◆ ITEMS:
________________________________________

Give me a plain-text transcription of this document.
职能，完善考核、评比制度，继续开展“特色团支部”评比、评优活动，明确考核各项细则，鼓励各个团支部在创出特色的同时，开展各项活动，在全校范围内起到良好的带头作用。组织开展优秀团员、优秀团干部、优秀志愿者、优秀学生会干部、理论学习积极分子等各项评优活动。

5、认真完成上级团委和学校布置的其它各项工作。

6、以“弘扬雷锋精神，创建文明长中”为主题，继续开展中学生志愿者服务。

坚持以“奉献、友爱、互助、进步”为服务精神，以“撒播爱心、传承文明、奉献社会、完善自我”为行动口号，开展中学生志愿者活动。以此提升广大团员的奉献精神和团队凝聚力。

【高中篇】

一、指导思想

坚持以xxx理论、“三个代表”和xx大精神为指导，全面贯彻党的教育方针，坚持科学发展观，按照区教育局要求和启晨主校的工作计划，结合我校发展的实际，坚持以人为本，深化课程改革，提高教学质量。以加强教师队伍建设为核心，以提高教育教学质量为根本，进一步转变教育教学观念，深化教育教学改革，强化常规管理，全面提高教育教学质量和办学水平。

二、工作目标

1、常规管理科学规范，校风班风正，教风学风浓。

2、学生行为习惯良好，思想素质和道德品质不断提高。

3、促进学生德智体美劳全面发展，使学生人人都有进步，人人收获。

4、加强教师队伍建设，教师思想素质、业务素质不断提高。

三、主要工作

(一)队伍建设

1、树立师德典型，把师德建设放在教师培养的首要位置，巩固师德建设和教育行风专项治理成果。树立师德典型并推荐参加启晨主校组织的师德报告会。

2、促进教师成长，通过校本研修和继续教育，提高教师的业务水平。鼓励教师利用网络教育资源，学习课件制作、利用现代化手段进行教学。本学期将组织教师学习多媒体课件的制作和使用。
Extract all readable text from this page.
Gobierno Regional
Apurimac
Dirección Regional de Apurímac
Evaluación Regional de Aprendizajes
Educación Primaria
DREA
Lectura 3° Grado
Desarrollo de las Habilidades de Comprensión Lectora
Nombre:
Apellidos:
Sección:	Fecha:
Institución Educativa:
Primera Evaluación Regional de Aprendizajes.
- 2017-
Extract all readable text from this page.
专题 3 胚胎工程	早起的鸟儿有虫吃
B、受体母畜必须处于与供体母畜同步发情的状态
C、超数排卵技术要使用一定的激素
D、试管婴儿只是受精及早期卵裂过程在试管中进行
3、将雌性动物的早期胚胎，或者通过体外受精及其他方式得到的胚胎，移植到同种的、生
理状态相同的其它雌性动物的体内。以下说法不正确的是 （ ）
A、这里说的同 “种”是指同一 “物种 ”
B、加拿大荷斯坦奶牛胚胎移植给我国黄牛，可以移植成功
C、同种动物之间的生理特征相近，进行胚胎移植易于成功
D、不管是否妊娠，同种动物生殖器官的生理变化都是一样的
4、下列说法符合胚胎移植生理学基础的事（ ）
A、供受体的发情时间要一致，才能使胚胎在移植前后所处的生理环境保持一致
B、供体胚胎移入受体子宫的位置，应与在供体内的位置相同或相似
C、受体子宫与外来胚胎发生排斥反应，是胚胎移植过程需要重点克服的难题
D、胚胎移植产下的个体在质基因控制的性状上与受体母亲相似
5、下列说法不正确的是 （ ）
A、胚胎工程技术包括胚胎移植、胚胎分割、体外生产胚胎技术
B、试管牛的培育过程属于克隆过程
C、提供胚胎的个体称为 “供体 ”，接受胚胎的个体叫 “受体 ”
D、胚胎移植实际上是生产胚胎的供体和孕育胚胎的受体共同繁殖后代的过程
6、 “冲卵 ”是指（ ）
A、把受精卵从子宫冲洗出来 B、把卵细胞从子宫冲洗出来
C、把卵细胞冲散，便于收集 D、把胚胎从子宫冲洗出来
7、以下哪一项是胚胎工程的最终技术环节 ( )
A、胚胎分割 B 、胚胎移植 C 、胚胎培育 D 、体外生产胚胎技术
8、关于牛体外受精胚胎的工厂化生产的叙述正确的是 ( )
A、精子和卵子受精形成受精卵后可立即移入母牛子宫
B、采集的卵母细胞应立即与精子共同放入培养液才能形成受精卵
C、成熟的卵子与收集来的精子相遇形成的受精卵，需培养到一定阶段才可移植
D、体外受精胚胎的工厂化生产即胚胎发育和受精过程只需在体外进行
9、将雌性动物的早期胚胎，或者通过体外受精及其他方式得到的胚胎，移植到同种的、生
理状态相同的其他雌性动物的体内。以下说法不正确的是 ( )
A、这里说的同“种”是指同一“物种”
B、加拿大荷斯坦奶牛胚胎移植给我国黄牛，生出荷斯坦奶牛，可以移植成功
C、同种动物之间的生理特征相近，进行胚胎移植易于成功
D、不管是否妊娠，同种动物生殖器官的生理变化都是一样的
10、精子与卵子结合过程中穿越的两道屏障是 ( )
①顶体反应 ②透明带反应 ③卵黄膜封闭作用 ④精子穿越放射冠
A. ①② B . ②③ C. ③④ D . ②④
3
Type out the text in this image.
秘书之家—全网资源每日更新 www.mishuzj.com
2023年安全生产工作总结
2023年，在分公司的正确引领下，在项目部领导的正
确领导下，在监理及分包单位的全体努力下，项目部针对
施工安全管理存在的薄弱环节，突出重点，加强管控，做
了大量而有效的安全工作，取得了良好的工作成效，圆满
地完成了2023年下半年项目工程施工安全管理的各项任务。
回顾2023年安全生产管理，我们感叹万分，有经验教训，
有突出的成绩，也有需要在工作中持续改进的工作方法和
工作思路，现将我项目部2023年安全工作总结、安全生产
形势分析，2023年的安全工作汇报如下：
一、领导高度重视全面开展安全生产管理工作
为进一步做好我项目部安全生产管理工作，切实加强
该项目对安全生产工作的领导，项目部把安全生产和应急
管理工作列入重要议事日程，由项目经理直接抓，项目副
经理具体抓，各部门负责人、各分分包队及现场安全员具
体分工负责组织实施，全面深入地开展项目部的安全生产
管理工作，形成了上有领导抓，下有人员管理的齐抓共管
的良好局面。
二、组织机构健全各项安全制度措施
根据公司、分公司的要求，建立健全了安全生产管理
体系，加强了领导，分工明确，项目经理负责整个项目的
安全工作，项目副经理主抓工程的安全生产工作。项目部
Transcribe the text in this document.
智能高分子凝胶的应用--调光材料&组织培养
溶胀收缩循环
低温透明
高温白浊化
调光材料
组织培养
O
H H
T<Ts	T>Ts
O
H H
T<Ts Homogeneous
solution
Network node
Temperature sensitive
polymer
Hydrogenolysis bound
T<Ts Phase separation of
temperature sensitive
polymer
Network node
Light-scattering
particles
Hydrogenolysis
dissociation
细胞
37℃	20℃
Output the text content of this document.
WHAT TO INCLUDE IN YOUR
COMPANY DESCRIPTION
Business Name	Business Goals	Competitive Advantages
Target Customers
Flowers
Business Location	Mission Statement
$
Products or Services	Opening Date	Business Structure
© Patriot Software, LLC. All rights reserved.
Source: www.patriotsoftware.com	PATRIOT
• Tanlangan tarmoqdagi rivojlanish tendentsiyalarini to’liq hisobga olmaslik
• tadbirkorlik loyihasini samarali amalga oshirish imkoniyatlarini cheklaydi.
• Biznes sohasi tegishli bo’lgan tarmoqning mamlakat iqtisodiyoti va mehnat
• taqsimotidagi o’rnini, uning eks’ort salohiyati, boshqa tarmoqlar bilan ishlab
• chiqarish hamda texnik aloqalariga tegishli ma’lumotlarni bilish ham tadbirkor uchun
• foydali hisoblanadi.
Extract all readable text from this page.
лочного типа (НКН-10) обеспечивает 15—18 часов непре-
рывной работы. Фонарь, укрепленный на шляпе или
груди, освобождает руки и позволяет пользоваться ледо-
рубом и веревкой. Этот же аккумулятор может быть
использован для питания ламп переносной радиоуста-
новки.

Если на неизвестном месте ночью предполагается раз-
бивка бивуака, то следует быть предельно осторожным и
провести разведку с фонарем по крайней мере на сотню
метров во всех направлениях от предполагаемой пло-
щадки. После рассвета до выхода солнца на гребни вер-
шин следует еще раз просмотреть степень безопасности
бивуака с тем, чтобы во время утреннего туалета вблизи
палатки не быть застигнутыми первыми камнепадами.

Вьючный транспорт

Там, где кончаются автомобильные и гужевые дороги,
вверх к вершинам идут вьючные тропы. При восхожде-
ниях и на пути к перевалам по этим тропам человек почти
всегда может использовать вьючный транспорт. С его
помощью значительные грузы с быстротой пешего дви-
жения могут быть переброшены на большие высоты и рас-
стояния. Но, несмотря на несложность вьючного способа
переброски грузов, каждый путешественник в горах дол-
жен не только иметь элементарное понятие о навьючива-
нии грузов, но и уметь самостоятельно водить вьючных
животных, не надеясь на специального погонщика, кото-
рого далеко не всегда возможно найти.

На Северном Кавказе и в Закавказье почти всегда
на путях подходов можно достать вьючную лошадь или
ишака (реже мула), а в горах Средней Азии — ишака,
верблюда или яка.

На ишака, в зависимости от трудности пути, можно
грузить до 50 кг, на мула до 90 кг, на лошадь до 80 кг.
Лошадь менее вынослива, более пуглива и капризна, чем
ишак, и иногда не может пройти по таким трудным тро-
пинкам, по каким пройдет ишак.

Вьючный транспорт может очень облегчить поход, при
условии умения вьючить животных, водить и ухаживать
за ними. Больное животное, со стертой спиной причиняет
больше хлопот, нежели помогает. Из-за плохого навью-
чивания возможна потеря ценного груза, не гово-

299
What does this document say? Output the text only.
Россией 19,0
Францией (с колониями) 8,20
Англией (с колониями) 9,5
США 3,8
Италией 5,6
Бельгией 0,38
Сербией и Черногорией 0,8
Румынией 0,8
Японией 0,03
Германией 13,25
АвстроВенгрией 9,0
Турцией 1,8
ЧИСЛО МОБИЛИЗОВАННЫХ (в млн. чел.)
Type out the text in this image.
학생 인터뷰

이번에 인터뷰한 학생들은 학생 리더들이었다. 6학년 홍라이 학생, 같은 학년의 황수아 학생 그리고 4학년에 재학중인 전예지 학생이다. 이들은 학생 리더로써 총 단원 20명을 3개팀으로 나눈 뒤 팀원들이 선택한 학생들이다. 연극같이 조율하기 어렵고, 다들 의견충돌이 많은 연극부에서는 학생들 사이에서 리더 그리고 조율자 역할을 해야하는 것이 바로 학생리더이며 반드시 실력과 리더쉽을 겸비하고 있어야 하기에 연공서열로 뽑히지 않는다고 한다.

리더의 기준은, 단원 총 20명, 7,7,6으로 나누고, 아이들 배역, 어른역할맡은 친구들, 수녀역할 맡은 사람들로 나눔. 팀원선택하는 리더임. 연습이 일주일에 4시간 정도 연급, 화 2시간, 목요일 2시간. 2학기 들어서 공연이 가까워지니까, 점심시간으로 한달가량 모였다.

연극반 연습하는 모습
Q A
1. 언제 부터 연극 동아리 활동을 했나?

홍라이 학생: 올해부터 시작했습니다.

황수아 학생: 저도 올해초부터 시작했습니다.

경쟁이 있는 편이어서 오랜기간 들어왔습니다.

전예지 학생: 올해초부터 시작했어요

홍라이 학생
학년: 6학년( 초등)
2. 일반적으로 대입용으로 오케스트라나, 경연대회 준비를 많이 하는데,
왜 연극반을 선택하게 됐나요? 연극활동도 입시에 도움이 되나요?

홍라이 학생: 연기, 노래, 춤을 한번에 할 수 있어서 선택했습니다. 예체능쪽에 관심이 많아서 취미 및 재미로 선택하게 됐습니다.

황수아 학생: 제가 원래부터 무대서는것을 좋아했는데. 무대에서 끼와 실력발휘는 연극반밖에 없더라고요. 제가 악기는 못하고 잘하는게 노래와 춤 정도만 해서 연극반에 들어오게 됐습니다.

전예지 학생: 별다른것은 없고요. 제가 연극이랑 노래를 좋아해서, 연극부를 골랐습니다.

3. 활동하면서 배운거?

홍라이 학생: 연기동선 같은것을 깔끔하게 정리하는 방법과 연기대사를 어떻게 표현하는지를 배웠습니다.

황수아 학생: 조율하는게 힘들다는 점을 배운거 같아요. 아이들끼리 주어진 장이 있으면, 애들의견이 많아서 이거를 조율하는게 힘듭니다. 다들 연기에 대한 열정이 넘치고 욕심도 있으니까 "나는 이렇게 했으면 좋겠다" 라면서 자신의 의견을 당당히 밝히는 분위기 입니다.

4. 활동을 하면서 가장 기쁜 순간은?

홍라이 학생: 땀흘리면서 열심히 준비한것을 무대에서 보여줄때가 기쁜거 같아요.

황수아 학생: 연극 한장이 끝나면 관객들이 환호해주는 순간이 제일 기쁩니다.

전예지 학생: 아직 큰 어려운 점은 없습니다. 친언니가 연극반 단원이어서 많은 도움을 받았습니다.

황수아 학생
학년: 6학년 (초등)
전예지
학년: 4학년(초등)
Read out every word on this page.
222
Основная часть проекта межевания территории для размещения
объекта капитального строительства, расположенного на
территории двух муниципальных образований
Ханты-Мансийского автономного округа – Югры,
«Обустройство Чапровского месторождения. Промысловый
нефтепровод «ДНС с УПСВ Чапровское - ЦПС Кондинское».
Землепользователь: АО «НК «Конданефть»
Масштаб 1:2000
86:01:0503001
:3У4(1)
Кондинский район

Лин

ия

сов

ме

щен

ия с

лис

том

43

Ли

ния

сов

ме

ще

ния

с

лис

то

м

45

________________________________________

◆ WHAT YOU ARE ASKED TO DO: Say how many lines in the records above hold "может", and give no other text.

◆ RESULT: 4